文書抜粋 ▸
───
溶接用語のルーツ

 

溶接用語の話


「溶接」
 金属接合法として、わが国にはじめてろう付が伝わってきたのは中国、韓国経由である。
溶接をこの漢字圏から追ってみると、まず中国では現在は糸克接(ハンジイ)とあるが、略字化される以前は鎔接(ロンジイ)で、現在の中国語辞典ではこの両者が載っている。次いで隣の韓国では、熔接(ヨンジョップ)で、これは以前から変わっていないらしい。 わが国では、江戸期までろう付が主流であったので鋳掛けと呼ばれており、溶接と名は出てこない。1909年に発行されたわが国最初の溶接技術書と思われる「金属合金及其加工法」では鍛接(WELDING OF METALS)としており、溶接とは呼んでいない。 次いで目に付いたのは造船関係の雑誌(1918-8造雑)でロイド船級協会の溶接規定が紹介され、そこでは熔接の字は出てくるが「わかしづけ」とルビが振ってある。鋳掛けが溶融金属を流し込み交配させるの意味からすると、この場合は母材を沸かして溶かしてから付けることを意識して、このようなルビになったのかもしれない。 以後、わが国では多少の前後混乱もあるが、鎔接、熔接、溶接の順で変わってくる。これを溶接関係誌の表題で見ると、電気鎔接協會會誌(1926年)、鎔接協會誌(1933年)、熔接協會誌(1936年)、熔接學會誌(1943年)、溶接学会誌(1960年)となっている。
───
元データ ▸
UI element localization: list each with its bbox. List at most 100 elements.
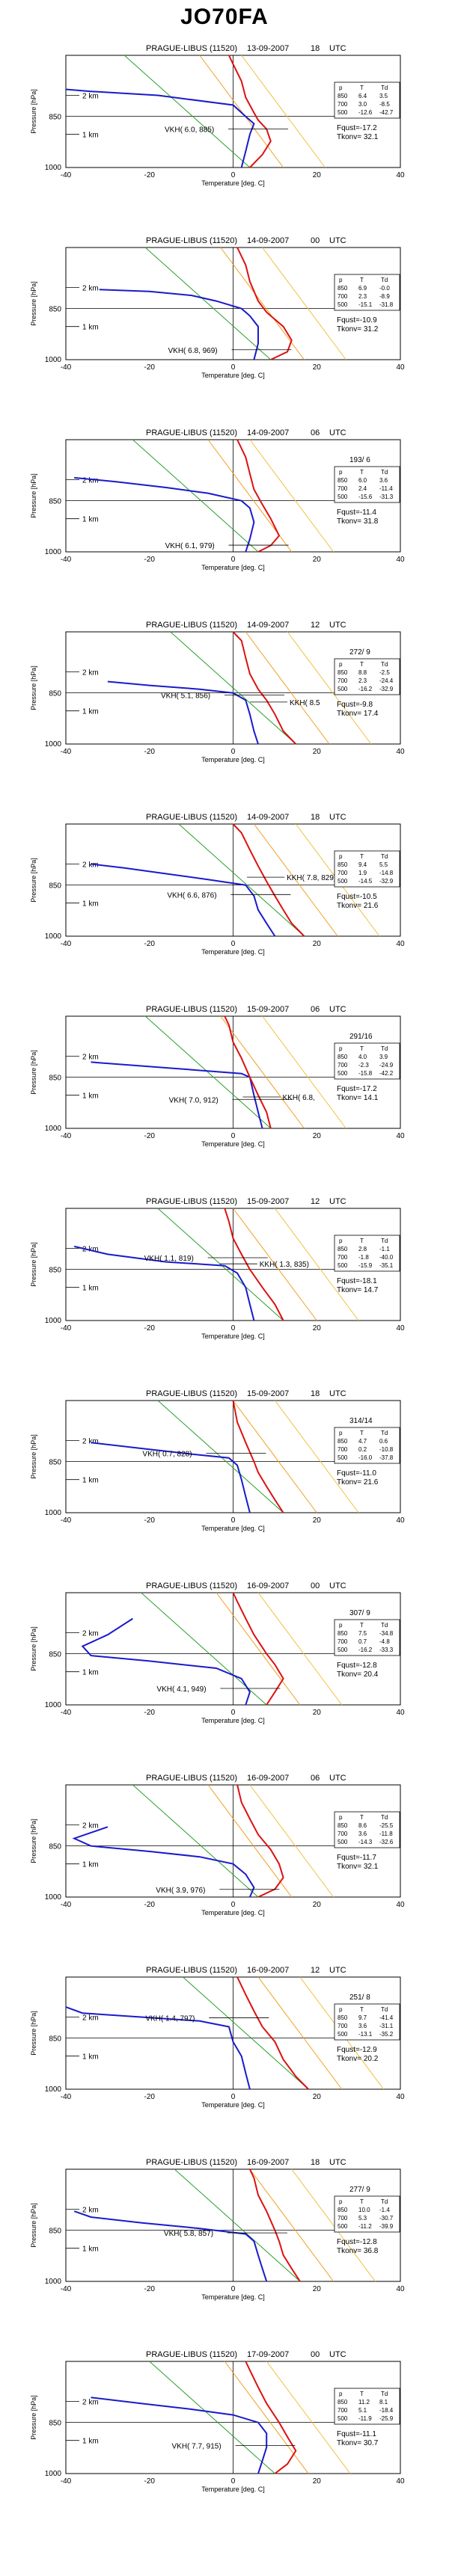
───
課題 1 ▸ 溶接用語の文章によれば、1909年に発行された「金属合金及其加工法」では溶接を何と呼んでいるか答えよ。
課題 2 ▸ 溶接用語の文章を、示された最後の文の後から書き継げ。

出力 1 ▸ 鍛接(WELDING OF METALS)と呼んでいる。

出力 2 ▸
「アーク溶接」
 アーク溶接は、1909年の「金属合金及其加工法」では電気鍛接法(ELECTRIC WELDING)としており、しばらくたって電気鎔接(1920-4造会)として紹介されている。以後、ガス溶接の吹管鎔接法に対する電気鎔接法(1926-8電気鎔接協會誌)として定着している。 これが電弧鎔接(1929-3造船協會雑纂)に変わり、戦後しばらくして、カタカナのアーク熔接(1952-8熔接界)が出てくる。そして熔接が溶接にかわる1960年頃から現在のアーク溶接となる。


「ろう付」
 ろうは動植物から採取する脂肪に似た物質で熱すれば溶け易く、燃え易い物質の意味と金属接合に利用される金属の総称と書かれている。 ろう材の古くは奈良大仏建造時の記録で白鑞(シロメ)とある。後には白目、しろなまり、はくろうとも言われ、錫に鉛を混ぜた合金で錫合金細工の接着剤や、銅容器の錆止めとして使われている。 しろめの白は、黄金(こがね)、白銀(しろがね)、黒鐵(くろがね)のように、古代では金属を色で表現していたので、その金属色からきているようである。めは折り目と同意と端と端を結びつけるの意味ではと思われる。 ろうの語源は中国語のラオではと考えていたが、ドイツ語のはんだを意味するLOTからだとする説がある。発音上の偶然の一致か、どちらかが教わって同音になったのかはわからない。 技術誌では、はじめは鑞附法(1926-8電気鎔接協會誌)として紹介されているが、翌年の翻訳文(1927-5電溶協)ではBRAZINGを鋳掛け、SOLDERINGを半田付けと区別し、ろう付の名は見当たらない。


「はんだ付け」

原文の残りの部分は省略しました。